Copy every line of the entries that includes the word "have".

══════

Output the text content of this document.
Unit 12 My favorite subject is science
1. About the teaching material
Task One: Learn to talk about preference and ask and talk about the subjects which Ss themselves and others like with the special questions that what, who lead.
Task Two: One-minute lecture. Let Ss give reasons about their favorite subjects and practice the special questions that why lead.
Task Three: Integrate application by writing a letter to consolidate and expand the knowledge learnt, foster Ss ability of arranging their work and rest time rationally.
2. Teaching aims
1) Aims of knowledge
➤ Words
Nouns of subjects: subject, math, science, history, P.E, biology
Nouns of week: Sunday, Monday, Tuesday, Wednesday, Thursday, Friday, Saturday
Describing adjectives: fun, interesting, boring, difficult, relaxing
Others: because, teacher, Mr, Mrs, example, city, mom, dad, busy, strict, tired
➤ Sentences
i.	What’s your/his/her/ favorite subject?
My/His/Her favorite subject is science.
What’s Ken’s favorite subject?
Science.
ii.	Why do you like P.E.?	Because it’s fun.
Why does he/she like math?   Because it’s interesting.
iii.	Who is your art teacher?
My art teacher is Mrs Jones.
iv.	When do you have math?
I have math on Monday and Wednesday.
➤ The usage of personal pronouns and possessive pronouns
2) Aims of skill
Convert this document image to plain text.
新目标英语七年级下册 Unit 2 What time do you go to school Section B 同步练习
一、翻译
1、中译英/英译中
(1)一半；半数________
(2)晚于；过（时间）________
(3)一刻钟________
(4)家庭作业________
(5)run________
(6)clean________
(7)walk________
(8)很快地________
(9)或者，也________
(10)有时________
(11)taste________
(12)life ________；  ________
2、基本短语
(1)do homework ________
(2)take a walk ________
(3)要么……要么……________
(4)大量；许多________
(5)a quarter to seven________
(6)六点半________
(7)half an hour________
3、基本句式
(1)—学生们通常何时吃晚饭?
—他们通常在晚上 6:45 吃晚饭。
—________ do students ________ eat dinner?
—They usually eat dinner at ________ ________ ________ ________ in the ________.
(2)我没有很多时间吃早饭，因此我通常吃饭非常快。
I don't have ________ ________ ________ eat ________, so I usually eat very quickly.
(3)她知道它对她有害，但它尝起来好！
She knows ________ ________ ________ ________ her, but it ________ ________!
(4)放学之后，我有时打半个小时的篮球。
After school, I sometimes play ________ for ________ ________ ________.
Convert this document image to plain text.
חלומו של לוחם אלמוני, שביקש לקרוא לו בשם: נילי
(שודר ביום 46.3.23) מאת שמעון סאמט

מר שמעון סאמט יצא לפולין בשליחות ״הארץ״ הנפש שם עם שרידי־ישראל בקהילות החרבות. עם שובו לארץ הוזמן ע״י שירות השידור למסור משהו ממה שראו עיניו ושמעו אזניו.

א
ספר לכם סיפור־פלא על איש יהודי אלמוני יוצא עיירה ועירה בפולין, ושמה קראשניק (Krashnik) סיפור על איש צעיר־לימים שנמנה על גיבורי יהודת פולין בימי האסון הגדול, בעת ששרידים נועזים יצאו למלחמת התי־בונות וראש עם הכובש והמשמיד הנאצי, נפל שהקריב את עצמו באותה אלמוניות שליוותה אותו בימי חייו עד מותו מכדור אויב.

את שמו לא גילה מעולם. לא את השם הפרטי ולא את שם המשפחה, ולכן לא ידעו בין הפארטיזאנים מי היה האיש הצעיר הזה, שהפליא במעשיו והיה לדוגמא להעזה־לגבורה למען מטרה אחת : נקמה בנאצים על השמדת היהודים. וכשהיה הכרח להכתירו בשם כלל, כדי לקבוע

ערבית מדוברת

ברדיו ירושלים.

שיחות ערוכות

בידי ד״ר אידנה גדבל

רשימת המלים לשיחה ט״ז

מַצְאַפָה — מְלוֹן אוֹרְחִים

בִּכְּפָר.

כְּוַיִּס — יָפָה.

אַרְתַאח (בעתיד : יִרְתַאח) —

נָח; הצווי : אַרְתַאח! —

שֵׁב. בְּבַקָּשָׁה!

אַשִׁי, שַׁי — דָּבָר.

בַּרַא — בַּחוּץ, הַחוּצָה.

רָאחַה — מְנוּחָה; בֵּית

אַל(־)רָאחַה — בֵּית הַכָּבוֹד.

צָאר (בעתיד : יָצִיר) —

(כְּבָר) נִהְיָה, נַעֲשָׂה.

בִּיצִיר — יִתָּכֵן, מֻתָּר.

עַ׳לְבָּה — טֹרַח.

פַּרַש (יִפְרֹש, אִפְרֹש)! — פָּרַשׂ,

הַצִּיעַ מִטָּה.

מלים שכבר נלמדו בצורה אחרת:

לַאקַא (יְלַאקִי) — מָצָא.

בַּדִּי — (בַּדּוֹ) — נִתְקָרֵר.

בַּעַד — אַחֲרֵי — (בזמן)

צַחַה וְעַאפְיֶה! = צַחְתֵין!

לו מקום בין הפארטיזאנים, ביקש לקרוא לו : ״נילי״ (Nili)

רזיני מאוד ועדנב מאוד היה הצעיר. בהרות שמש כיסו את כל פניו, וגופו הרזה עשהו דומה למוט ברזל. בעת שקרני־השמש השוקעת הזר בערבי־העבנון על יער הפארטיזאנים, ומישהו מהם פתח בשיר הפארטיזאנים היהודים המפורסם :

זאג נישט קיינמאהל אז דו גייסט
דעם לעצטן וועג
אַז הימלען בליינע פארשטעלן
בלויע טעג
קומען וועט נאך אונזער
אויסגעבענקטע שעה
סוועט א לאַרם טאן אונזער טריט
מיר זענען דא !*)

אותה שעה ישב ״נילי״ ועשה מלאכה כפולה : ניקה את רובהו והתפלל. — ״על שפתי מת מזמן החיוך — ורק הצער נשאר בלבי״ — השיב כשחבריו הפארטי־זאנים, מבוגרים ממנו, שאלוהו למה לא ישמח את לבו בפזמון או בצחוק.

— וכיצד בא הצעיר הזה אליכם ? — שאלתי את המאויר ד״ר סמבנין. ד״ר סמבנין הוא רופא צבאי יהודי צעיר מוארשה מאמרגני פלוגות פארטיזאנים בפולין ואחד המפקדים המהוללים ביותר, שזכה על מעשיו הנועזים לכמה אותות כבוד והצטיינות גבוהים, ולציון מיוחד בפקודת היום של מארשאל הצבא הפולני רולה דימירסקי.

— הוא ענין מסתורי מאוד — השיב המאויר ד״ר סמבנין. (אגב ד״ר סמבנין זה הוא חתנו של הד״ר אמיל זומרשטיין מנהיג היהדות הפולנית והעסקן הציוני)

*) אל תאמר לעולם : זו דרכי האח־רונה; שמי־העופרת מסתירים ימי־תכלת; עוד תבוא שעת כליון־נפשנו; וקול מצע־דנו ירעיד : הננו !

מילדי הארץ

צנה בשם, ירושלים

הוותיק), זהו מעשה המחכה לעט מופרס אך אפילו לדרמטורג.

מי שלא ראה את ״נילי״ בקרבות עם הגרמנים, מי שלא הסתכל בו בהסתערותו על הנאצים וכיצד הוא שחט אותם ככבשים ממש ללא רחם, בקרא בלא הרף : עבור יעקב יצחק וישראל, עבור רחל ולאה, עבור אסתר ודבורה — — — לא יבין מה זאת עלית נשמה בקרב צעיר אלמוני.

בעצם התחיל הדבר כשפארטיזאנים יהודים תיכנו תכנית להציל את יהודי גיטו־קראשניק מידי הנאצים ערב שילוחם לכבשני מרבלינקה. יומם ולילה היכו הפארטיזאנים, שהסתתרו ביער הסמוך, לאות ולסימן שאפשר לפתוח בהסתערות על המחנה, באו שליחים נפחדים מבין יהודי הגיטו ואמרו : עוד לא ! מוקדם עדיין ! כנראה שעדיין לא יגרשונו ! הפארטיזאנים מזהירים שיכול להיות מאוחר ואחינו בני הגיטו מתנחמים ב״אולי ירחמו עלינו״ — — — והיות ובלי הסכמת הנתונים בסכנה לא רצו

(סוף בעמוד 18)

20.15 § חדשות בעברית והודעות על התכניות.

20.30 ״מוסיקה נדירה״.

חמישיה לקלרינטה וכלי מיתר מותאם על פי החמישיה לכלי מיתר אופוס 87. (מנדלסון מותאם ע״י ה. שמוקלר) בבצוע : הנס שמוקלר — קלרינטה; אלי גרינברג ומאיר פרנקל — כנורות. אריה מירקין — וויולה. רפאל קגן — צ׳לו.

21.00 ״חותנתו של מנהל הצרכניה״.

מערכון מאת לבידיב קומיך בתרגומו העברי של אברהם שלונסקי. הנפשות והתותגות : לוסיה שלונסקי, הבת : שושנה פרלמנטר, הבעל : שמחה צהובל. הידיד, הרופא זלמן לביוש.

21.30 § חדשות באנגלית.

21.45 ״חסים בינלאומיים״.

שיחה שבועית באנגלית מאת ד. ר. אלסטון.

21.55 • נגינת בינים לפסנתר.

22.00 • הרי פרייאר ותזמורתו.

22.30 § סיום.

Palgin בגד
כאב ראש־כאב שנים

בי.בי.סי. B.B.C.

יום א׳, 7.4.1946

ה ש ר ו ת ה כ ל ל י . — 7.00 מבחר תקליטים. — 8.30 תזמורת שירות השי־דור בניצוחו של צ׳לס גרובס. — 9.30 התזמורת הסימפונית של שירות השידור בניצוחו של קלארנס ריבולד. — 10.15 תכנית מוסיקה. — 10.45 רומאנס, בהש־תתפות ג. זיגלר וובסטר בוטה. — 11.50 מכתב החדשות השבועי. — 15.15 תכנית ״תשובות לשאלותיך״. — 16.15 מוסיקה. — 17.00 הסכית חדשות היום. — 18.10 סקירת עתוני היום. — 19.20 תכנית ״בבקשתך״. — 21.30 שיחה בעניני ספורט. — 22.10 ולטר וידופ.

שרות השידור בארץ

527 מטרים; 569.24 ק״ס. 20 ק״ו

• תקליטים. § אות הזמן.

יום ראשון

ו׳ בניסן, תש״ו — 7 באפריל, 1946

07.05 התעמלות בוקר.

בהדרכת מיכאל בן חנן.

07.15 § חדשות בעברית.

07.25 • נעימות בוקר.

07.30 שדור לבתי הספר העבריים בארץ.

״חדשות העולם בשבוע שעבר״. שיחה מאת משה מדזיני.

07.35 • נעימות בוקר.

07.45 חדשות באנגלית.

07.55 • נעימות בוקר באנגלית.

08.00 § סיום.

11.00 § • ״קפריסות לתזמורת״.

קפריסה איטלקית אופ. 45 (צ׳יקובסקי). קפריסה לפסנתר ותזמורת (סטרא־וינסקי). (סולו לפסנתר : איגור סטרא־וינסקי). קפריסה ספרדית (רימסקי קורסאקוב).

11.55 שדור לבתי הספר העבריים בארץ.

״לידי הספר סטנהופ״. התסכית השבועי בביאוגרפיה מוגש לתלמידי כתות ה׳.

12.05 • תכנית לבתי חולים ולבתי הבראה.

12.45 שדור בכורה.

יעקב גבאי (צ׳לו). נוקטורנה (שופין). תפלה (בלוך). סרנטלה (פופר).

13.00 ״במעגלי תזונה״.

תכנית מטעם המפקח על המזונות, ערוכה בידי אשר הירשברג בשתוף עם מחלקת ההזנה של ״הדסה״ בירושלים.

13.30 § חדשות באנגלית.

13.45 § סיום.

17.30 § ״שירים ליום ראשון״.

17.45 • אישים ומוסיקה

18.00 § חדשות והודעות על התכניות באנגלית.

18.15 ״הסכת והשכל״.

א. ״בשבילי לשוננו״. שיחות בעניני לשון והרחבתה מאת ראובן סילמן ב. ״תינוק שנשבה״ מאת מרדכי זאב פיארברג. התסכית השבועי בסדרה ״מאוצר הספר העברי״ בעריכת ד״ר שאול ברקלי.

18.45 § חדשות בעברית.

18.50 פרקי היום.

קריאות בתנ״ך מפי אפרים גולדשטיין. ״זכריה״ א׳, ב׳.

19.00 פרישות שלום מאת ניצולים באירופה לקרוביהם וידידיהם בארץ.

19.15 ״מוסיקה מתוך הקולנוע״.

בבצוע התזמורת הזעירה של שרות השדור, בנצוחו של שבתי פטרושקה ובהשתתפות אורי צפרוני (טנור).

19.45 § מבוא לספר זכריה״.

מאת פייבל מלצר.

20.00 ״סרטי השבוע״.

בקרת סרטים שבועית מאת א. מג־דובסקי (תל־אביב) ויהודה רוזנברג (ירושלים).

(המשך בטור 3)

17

══════

OUTPUT BELOW →
iv.	When do you have math?
I have math on Monday and Wednesday.
I don't have ________ ________ ________ eat ________, so I usually eat very quickly.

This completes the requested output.